▶ Dataset content

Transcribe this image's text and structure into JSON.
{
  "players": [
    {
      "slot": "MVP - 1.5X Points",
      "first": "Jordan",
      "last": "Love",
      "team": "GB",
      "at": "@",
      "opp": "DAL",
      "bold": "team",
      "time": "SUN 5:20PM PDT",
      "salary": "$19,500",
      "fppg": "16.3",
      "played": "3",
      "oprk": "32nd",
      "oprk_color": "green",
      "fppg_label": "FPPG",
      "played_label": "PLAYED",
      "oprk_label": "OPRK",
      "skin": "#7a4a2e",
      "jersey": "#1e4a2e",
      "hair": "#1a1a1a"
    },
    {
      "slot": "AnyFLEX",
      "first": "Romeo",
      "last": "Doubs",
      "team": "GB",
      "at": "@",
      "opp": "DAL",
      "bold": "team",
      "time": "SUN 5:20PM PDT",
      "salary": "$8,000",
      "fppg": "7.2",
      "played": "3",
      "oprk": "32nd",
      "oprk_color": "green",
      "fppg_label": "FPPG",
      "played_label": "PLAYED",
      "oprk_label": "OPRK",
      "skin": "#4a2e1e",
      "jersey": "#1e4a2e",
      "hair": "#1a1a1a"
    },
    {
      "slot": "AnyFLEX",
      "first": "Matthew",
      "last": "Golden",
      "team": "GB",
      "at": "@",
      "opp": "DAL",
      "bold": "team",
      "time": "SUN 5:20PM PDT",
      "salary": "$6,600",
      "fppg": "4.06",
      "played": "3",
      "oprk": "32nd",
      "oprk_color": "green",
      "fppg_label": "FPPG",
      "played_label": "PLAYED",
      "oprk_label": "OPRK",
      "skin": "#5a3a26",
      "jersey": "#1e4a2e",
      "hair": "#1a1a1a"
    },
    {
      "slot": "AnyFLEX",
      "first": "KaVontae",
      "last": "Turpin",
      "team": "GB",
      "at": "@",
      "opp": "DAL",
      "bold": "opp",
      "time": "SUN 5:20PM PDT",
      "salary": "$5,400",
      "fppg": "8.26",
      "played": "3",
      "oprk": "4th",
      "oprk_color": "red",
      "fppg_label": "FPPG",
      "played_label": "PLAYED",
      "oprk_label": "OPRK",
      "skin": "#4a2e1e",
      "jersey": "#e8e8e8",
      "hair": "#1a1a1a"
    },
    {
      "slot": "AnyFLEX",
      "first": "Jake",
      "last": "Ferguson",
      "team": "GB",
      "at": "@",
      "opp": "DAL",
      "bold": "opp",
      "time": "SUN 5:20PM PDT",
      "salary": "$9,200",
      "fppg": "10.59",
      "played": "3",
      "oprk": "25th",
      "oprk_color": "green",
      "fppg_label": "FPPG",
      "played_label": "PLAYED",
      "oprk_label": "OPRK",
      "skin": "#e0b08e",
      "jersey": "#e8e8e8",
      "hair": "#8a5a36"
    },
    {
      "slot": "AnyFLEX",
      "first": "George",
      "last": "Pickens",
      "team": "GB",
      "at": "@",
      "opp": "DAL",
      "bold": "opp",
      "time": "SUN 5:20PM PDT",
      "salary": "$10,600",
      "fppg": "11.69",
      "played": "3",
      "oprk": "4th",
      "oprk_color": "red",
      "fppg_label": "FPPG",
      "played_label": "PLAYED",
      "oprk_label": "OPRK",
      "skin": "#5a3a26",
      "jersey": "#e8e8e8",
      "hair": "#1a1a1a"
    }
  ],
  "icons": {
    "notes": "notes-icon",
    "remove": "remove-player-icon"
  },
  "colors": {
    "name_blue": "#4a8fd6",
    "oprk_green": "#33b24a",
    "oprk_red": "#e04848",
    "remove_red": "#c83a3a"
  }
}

▶ Aim of the task
Exactly how many lines of the material contain the word "salary"? Write the number alone.

▶ Written answer
6